--- start of Given records ---

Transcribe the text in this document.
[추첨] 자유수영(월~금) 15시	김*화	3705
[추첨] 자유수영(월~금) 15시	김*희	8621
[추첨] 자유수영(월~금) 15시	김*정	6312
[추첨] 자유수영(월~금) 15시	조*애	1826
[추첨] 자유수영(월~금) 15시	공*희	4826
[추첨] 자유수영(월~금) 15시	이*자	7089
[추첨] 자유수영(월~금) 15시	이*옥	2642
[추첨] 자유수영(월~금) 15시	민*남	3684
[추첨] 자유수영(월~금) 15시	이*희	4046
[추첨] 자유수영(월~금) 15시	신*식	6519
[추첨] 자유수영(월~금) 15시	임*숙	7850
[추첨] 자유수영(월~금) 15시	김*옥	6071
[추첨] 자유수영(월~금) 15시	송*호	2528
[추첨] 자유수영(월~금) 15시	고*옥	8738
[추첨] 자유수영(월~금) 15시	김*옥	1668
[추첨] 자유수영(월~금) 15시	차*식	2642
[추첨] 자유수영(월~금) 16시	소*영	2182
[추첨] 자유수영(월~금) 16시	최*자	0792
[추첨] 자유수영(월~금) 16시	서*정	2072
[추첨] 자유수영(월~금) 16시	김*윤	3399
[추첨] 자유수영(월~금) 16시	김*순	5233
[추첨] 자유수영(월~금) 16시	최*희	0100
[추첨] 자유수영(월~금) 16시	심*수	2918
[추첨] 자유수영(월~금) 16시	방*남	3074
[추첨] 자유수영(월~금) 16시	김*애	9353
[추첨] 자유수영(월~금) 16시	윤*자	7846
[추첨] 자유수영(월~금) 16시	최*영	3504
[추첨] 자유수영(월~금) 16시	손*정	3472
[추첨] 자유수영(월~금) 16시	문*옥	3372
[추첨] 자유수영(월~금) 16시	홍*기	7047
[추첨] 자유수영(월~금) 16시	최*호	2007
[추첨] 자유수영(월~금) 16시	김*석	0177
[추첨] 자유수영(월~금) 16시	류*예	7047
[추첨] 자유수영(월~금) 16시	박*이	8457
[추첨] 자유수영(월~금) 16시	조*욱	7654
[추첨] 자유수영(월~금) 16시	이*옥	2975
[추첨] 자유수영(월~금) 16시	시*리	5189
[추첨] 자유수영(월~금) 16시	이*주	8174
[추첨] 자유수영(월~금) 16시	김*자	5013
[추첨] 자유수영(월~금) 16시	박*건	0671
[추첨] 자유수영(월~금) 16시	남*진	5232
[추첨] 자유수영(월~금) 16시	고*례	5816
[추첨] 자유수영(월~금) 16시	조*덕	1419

--- end of Given records ---
--- start of Given records ---

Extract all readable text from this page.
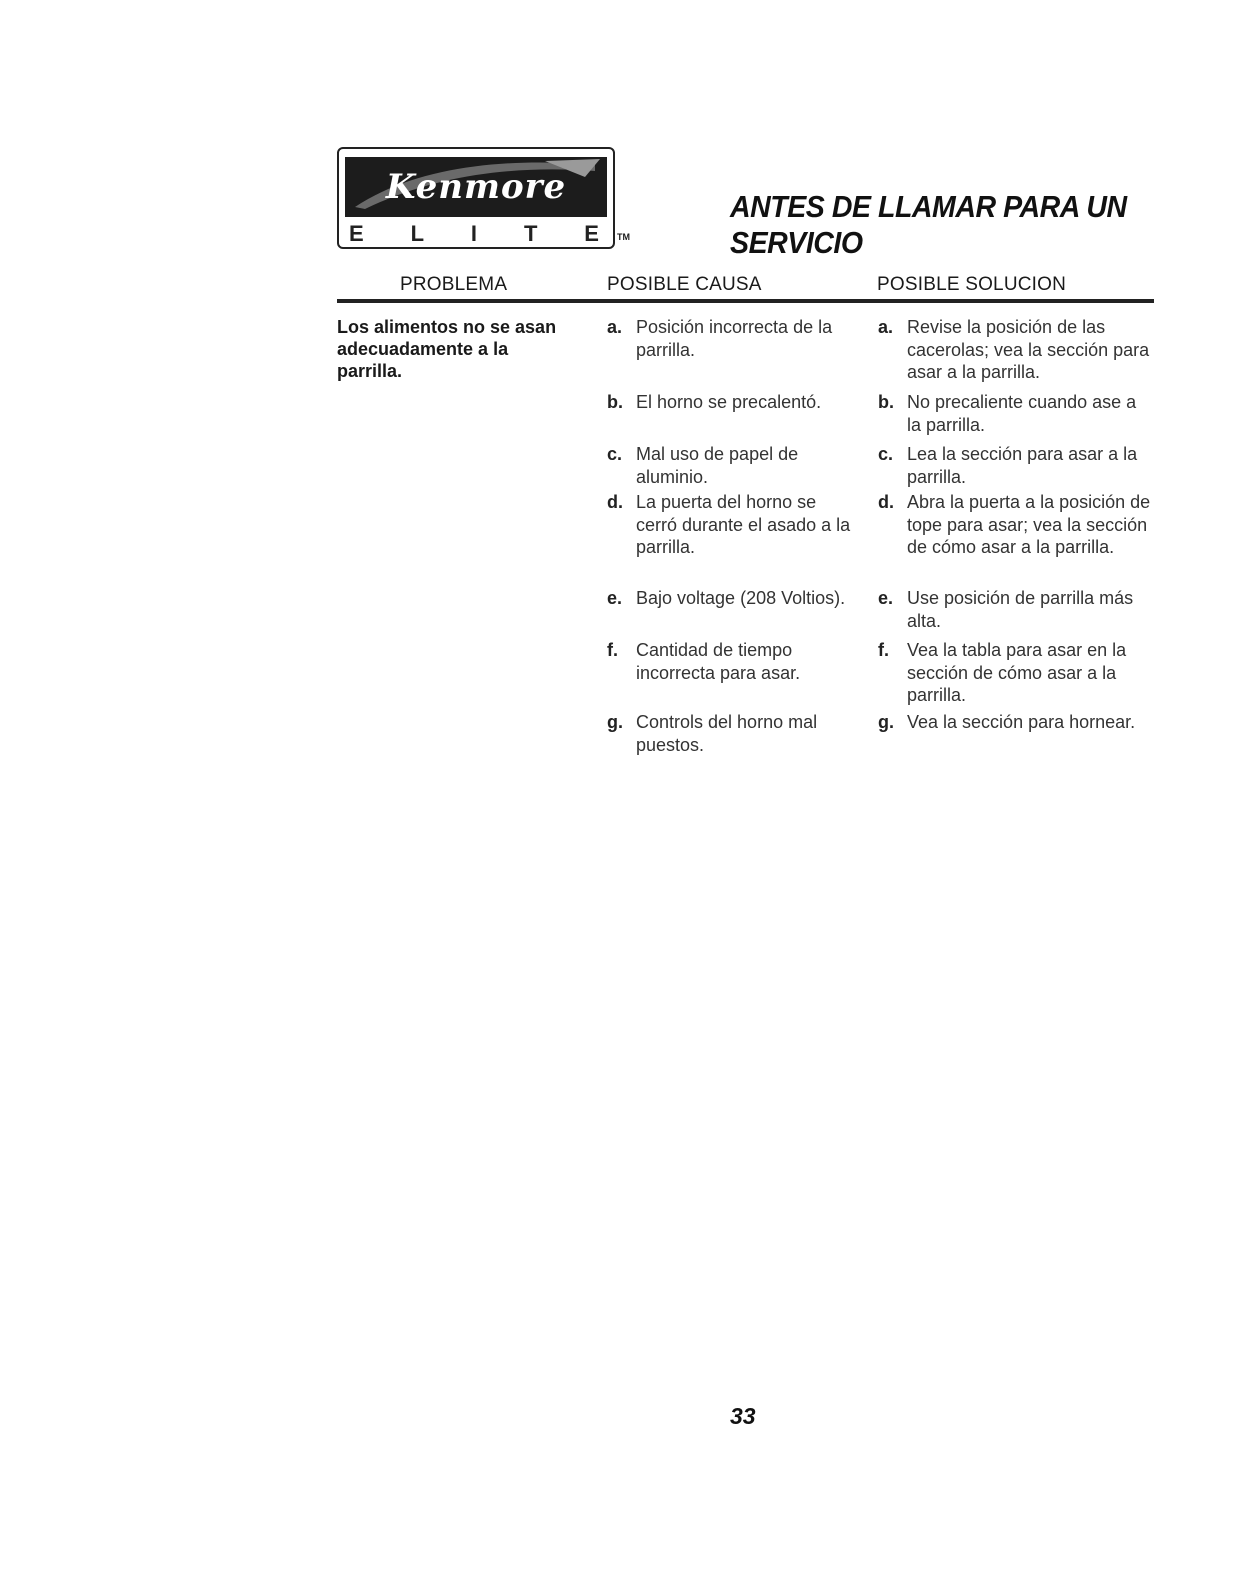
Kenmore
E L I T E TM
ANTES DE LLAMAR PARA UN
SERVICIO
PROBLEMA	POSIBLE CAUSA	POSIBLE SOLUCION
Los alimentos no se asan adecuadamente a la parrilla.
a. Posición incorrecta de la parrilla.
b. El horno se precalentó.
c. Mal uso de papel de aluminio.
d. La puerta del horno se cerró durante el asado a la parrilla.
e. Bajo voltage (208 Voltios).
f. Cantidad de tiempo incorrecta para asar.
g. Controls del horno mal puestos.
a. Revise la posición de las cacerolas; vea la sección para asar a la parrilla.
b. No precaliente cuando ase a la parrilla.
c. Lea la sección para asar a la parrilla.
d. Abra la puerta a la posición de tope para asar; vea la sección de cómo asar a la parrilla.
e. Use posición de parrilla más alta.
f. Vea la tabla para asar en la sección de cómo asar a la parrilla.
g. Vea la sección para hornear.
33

--- end of Given records ---
--- start of Given records ---

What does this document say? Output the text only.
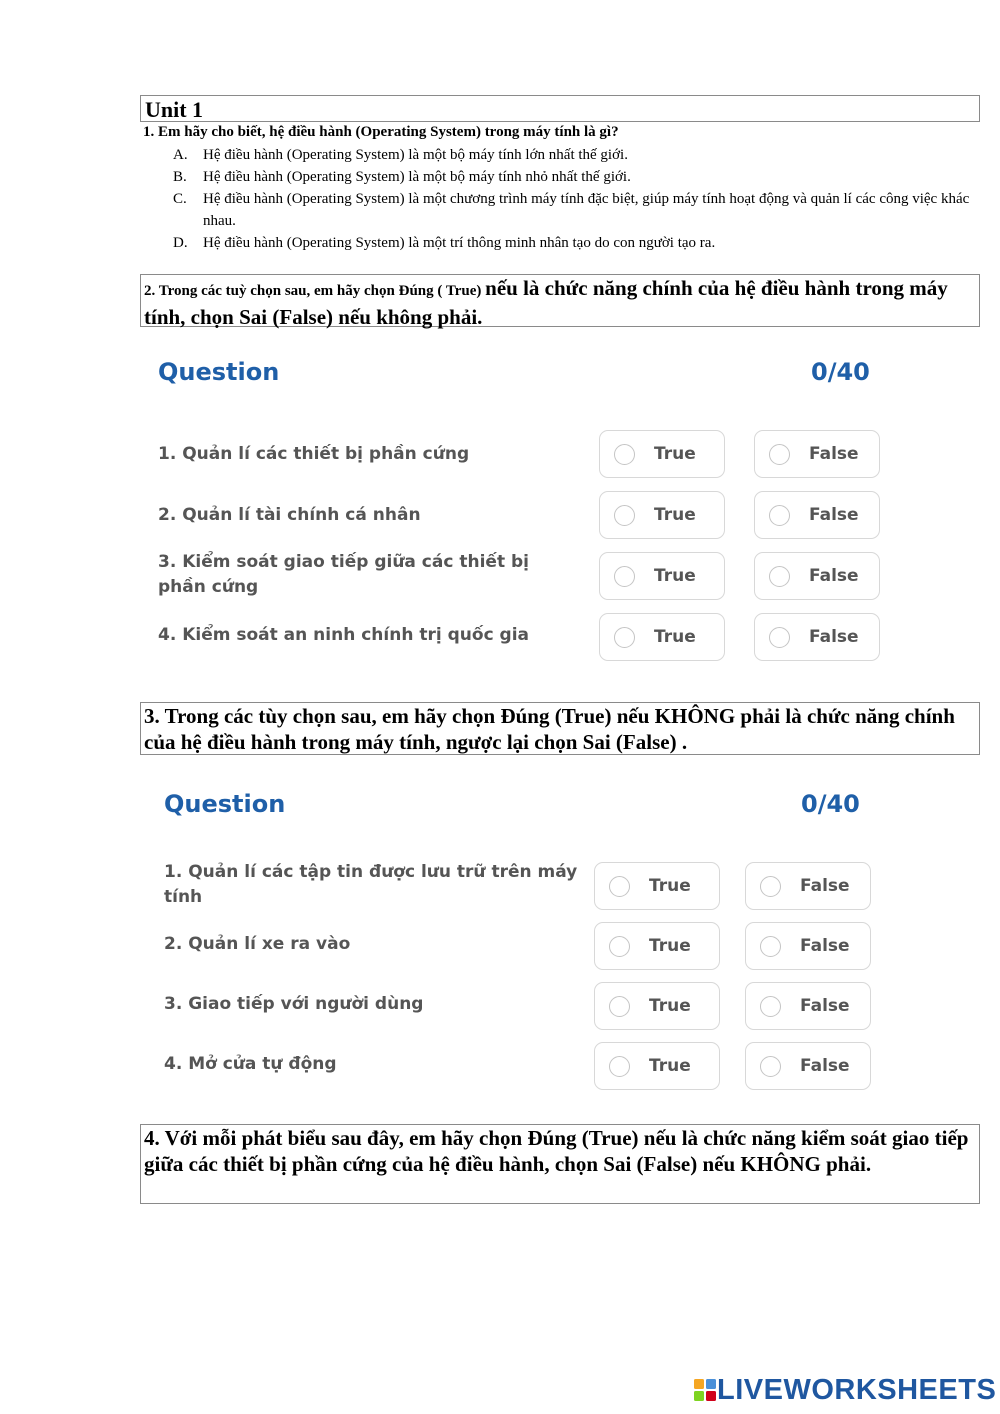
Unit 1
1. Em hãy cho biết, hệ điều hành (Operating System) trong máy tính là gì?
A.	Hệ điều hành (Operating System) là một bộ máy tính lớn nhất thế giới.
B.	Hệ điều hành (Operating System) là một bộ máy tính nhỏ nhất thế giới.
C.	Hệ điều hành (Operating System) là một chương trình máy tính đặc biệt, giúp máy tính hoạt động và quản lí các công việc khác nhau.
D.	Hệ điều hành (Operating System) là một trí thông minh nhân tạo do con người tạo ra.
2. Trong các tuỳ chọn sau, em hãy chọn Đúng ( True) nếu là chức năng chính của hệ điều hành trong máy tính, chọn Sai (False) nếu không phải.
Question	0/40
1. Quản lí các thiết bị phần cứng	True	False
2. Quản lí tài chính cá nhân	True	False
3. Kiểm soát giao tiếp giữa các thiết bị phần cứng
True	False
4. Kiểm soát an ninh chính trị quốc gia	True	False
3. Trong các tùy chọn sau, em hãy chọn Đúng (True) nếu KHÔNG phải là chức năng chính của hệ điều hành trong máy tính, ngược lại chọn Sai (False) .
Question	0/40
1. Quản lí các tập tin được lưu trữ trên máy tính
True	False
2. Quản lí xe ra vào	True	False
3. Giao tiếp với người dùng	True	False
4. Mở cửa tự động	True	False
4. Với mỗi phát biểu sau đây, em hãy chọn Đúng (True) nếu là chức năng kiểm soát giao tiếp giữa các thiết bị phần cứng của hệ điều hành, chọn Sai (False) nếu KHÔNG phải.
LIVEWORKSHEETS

--- end of Given records ---

● What is being asked:
Note each line of the entries that has "cómo" in it, and copy those lines.

● Answer:
d. Abra la puerta a la posición de tope para asar; vea la sección de cómo asar a la parrilla.
f. Vea la tabla para asar en la sección de cómo asar a la parrilla.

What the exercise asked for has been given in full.